(Records from a data collection)
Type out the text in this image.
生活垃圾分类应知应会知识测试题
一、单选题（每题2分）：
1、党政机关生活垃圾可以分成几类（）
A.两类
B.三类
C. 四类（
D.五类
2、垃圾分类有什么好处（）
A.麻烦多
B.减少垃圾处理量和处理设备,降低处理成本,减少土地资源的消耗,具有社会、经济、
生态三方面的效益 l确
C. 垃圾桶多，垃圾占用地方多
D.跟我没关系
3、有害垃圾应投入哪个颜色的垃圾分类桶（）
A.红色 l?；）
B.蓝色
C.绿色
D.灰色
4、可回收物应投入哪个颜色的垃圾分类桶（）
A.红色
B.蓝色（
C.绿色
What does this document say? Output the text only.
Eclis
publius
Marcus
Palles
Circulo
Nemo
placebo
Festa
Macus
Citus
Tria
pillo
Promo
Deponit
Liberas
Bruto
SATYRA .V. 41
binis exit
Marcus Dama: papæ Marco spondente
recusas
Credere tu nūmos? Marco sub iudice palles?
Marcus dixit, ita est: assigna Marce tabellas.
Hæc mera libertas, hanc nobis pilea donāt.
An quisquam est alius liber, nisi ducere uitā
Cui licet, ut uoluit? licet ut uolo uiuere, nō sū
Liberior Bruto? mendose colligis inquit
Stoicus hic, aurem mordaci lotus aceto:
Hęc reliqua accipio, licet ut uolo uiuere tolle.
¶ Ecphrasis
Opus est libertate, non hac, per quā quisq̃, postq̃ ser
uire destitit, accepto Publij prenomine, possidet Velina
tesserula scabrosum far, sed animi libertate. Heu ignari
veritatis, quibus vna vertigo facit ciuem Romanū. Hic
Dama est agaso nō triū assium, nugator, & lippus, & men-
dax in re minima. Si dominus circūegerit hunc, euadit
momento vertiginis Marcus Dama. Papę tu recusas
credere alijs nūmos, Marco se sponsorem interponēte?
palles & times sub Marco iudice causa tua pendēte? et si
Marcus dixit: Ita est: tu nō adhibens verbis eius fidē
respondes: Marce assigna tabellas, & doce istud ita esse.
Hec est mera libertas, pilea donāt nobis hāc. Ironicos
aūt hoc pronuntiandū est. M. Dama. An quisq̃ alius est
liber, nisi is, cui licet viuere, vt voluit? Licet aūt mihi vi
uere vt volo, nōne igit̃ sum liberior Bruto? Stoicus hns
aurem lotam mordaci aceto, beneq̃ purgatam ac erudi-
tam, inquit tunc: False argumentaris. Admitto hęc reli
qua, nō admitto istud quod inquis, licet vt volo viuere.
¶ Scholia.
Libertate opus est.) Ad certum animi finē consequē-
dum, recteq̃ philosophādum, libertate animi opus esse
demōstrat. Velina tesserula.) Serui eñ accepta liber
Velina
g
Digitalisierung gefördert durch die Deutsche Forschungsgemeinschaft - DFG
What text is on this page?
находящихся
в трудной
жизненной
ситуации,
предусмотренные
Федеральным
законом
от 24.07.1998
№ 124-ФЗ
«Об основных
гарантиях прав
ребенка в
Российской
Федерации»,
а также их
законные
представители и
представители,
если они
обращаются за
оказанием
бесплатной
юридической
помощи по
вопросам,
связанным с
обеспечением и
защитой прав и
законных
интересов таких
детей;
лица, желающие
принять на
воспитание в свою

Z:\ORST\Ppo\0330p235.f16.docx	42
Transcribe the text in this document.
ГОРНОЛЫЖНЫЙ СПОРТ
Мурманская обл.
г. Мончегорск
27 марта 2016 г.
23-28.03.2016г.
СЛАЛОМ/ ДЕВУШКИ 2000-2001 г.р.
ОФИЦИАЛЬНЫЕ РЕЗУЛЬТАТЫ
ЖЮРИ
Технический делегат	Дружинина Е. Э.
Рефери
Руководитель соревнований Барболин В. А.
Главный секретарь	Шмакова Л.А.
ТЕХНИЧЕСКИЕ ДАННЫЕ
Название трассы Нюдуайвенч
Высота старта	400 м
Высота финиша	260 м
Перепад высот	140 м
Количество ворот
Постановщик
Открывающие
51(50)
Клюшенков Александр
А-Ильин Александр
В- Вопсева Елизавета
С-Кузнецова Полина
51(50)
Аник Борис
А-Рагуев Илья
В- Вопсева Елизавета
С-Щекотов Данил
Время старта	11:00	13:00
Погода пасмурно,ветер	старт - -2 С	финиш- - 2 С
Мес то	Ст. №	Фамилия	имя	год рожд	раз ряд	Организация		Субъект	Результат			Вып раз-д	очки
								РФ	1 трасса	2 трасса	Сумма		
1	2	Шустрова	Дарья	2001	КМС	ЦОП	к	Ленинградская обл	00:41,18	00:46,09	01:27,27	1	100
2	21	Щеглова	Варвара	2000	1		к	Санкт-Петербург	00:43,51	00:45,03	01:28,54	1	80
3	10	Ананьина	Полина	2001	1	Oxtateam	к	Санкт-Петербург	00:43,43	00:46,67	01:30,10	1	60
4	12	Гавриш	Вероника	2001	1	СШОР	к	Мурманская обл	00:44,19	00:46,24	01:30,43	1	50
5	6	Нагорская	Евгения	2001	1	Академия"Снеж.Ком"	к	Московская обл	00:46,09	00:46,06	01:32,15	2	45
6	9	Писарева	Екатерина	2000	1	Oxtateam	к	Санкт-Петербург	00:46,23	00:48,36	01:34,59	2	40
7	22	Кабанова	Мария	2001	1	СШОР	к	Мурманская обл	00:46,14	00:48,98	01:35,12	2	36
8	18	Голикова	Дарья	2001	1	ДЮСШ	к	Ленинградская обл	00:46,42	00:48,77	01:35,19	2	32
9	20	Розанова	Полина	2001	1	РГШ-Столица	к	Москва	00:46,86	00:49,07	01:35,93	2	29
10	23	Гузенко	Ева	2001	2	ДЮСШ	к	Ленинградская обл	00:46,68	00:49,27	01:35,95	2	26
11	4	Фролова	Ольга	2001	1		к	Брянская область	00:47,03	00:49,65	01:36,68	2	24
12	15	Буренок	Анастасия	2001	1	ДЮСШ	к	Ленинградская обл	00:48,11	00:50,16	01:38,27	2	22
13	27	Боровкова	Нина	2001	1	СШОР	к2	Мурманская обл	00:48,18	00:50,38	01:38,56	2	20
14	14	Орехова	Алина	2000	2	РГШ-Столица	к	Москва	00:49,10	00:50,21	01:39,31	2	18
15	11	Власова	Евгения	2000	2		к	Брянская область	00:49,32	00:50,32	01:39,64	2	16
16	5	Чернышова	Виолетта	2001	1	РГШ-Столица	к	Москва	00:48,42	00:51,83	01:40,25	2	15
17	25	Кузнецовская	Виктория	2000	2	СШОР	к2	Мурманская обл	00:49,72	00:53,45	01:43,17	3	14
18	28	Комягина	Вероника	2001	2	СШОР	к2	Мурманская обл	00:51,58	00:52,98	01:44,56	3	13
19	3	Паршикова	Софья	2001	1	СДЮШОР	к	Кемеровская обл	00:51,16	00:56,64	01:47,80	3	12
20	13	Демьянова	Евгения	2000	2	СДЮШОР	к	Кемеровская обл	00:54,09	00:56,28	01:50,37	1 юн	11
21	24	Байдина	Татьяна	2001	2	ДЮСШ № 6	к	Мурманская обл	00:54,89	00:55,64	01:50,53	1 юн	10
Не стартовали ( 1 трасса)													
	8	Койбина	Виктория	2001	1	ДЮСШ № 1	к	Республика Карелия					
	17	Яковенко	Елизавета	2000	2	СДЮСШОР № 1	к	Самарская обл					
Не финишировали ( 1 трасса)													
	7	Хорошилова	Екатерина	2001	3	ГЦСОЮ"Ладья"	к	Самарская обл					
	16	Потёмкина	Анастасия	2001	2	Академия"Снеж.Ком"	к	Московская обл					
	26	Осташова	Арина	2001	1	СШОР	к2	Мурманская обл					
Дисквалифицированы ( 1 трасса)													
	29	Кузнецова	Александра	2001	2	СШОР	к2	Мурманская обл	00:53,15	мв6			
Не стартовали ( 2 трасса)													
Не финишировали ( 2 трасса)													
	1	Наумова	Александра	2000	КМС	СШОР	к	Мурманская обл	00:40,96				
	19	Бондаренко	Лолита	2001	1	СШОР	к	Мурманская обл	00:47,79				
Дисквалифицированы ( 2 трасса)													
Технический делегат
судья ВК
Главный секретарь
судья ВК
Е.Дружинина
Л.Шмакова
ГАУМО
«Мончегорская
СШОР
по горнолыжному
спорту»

What you need to do: Work out how many lines in the records above contain the word "uiuere", and give only that number.

Task result: 2